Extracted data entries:
========

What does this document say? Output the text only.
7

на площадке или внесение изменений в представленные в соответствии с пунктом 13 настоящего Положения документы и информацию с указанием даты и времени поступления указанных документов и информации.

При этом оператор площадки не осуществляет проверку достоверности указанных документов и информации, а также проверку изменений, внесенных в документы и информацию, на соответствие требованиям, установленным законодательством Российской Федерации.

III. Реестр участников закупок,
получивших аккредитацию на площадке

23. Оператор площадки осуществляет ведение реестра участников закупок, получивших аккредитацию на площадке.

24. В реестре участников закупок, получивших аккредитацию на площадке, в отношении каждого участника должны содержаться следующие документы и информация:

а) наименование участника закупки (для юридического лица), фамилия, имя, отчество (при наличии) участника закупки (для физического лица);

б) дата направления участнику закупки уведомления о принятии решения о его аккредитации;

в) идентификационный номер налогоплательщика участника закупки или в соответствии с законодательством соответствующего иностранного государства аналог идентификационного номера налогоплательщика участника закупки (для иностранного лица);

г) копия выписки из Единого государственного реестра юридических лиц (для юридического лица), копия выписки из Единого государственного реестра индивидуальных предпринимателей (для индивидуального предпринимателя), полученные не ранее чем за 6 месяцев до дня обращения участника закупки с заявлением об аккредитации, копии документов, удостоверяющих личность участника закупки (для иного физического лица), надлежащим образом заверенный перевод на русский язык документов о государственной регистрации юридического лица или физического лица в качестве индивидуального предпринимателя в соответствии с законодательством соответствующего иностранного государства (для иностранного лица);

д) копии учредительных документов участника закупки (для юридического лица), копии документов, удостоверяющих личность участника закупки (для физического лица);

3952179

========

Written instruction: Copy all of the data. Keep every word exactly as it is.

Solution for this exercise:
What does this document say? Output the text only.
7

на площадке или внесение изменений в представленные в соответствии с пунктом 13 настоящего Положения документы и информацию с указанием даты и времени поступления указанных документов и информации.

При этом оператор площадки не осуществляет проверку достоверности указанных документов и информации, а также проверку изменений, внесенных в документы и информацию, на соответствие требованиям, установленным законодательством Российской Федерации.

III. Реестр участников закупок,
получивших аккредитацию на площадке

23. Оператор площадки осуществляет ведение реестра участников закупок, получивших аккредитацию на площадке.

24. В реестре участников закупок, получивших аккредитацию на площадке, в отношении каждого участника должны содержаться следующие документы и информация:

а) наименование участника закупки (для юридического лица), фамилия, имя, отчество (при наличии) участника закупки (для физического лица);

б) дата направления участнику закупки уведомления о принятии решения о его аккредитации;

в) идентификационный номер налогоплательщика участника закупки или в соответствии с законодательством соответствующего иностранного государства аналог идентификационного номера налогоплательщика участника закупки (для иностранного лица);

г) копия выписки из Единого государственного реестра юридических лиц (для юридического лица), копия выписки из Единого государственного реестра индивидуальных предпринимателей (для индивидуального предпринимателя), полученные не ранее чем за 6 месяцев до дня обращения участника закупки с заявлением об аккредитации, копии документов, удостоверяющих личность участника закупки (для иного физического лица), надлежащим образом заверенный перевод на русский язык документов о государственной регистрации юридического лица или физического лица в качестве индивидуального предпринимателя в соответствии с законодательством соответствующего иностранного государства (для иностранного лица);

д) копии учредительных документов участника закупки (для юридического лица), копии документов, удостоверяющих личность участника закупки (для физического лица);

3952179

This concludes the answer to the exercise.